▸ **WRITTEN REQUEST**:
What follows is a listing; restate every line of it word for word.

▸ **EXERCISE MATERIAL**:
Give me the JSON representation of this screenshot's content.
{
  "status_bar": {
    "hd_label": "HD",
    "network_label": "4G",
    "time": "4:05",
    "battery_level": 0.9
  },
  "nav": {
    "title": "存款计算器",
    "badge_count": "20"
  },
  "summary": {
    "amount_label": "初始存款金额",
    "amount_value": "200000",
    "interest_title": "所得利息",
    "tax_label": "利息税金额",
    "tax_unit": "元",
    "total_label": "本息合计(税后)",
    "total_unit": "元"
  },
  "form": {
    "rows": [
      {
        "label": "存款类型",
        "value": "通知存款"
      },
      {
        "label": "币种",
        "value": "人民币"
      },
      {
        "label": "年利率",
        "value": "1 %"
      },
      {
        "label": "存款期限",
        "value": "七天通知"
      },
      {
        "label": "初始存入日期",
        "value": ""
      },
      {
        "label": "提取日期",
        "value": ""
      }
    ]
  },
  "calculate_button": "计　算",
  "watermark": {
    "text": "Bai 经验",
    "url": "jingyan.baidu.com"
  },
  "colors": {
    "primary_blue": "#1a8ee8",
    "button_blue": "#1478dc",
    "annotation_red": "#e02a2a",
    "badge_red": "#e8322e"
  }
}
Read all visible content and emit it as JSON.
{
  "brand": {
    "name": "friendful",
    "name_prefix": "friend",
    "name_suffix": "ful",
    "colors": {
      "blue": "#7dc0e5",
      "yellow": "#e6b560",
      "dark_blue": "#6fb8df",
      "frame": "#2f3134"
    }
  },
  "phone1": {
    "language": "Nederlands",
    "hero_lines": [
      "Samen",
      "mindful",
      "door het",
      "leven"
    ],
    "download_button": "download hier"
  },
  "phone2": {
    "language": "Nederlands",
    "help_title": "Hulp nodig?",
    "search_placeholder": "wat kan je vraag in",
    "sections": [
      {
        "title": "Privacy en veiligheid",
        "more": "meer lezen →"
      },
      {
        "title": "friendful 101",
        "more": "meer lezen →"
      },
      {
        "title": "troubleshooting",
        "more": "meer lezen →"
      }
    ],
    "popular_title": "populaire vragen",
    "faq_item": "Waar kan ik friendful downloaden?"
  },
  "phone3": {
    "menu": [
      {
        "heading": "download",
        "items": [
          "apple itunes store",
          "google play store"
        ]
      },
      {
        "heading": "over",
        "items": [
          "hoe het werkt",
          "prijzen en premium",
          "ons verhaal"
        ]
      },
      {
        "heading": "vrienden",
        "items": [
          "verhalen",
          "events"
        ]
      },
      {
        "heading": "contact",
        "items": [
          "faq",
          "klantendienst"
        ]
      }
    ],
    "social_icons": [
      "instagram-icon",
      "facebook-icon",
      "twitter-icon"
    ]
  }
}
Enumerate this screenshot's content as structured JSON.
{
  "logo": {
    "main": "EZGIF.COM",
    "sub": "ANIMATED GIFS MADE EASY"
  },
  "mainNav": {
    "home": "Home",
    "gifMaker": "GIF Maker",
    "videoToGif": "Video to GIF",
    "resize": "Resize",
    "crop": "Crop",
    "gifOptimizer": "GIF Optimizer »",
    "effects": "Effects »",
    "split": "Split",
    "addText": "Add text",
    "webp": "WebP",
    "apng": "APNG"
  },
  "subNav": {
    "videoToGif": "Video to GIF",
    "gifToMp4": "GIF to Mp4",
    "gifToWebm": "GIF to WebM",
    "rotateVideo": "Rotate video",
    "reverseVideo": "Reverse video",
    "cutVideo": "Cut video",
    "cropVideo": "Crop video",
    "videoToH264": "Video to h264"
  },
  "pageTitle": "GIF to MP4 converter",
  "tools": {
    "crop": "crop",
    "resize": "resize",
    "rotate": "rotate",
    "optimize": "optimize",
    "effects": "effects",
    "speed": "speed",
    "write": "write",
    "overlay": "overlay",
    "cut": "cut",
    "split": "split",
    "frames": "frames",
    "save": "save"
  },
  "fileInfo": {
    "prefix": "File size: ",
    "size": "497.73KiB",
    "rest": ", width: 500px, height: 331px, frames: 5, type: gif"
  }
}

▸ **CORRECT RESULT**:
Give me the JSON representation of this screenshot's content.
{
  "status_bar": {
    "hd_label": "HD",
    "network_label": "4G",
    "time": "4:05",
    "battery_level": 0.9
  },
  "nav": {
    "title": "存款计算器",
    "badge_count": "20"
  },
  "summary": {
    "amount_label": "初始存款金额",
    "amount_value": "200000",
    "interest_title": "所得利息",
    "tax_label": "利息税金额",
    "tax_unit": "元",
    "total_label": "本息合计(税后)",
    "total_unit": "元"
  },
  "form": {
    "rows": [
      {
        "label": "存款类型",
        "value": "通知存款"
      },
      {
        "label": "币种",
        "value": "人民币"
      },
      {
        "label": "年利率",
        "value": "1 %"
      },
      {
        "label": "存款期限",
        "value": "七天通知"
      },
      {
        "label": "初始存入日期",
        "value": ""
      },
      {
        "label": "提取日期",
        "value": ""
      }
    ]
  },
  "calculate_button": "计　算",
  "watermark": {
    "text": "Bai 经验",
    "url": "jingyan.baidu.com"
  },
  "colors": {
    "primary_blue": "#1a8ee8",
    "button_blue": "#1478dc",
    "annotation_red": "#e02a2a",
    "badge_red": "#e8322e"
  }
}
Read all visible content and emit it as JSON.
{
  "brand": {
    "name": "friendful",
    "name_prefix": "friend",
    "name_suffix": "ful",
    "colors": {
      "blue": "#7dc0e5",
      "yellow": "#e6b560",
      "dark_blue": "#6fb8df",
      "frame": "#2f3134"
    }
  },
  "phone1": {
    "language": "Nederlands",
    "hero_lines": [
      "Samen",
      "mindful",
      "door het",
      "leven"
    ],
    "download_button": "download hier"
  },
  "phone2": {
    "language": "Nederlands",
    "help_title": "Hulp nodig?",
    "search_placeholder": "wat kan je vraag in",
    "sections": [
      {
        "title": "Privacy en veiligheid",
        "more": "meer lezen →"
      },
      {
        "title": "friendful 101",
        "more": "meer lezen →"
      },
      {
        "title": "troubleshooting",
        "more": "meer lezen →"
      }
    ],
    "popular_title": "populaire vragen",
    "faq_item": "Waar kan ik friendful downloaden?"
  },
  "phone3": {
    "menu": [
      {
        "heading": "download",
        "items": [
          "apple itunes store",
          "google play store"
        ]
      },
      {
        "heading": "over",
        "items": [
          "hoe het werkt",
          "prijzen en premium",
          "ons verhaal"
        ]
      },
      {
        "heading": "vrienden",
        "items": [
          "verhalen",
          "events"
        ]
      },
      {
        "heading": "contact",
        "items": [
          "faq",
          "klantendienst"
        ]
      }
    ],
    "social_icons": [
      "instagram-icon",
      "facebook-icon",
      "twitter-icon"
    ]
  }
}
Enumerate this screenshot's content as structured JSON.
{
  "logo": {
    "main": "EZGIF.COM",
    "sub": "ANIMATED GIFS MADE EASY"
  },
  "mainNav": {
    "home": "Home",
    "gifMaker": "GIF Maker",
    "videoToGif": "Video to GIF",
    "resize": "Resize",
    "crop": "Crop",
    "gifOptimizer": "GIF Optimizer »",
    "effects": "Effects »",
    "split": "Split",
    "addText": "Add text",
    "webp": "WebP",
    "apng": "APNG"
  },
  "subNav": {
    "videoToGif": "Video to GIF",
    "gifToMp4": "GIF to Mp4",
    "gifToWebm": "GIF to WebM",
    "rotateVideo": "Rotate video",
    "reverseVideo": "Reverse video",
    "cutVideo": "Cut video",
    "cropVideo": "Crop video",
    "videoToH264": "Video to h264"
  },
  "pageTitle": "GIF to MP4 converter",
  "tools": {
    "crop": "crop",
    "resize": "resize",
    "rotate": "rotate",
    "optimize": "optimize",
    "effects": "effects",
    "speed": "speed",
    "write": "write",
    "overlay": "overlay",
    "cut": "cut",
    "split": "split",
    "frames": "frames",
    "save": "save"
  },
  "fileInfo": {
    "prefix": "File size: ",
    "size": "497.73KiB",
    "rest": ", width: 500px, height: 331px, frames: 5, type: gif"
  }
}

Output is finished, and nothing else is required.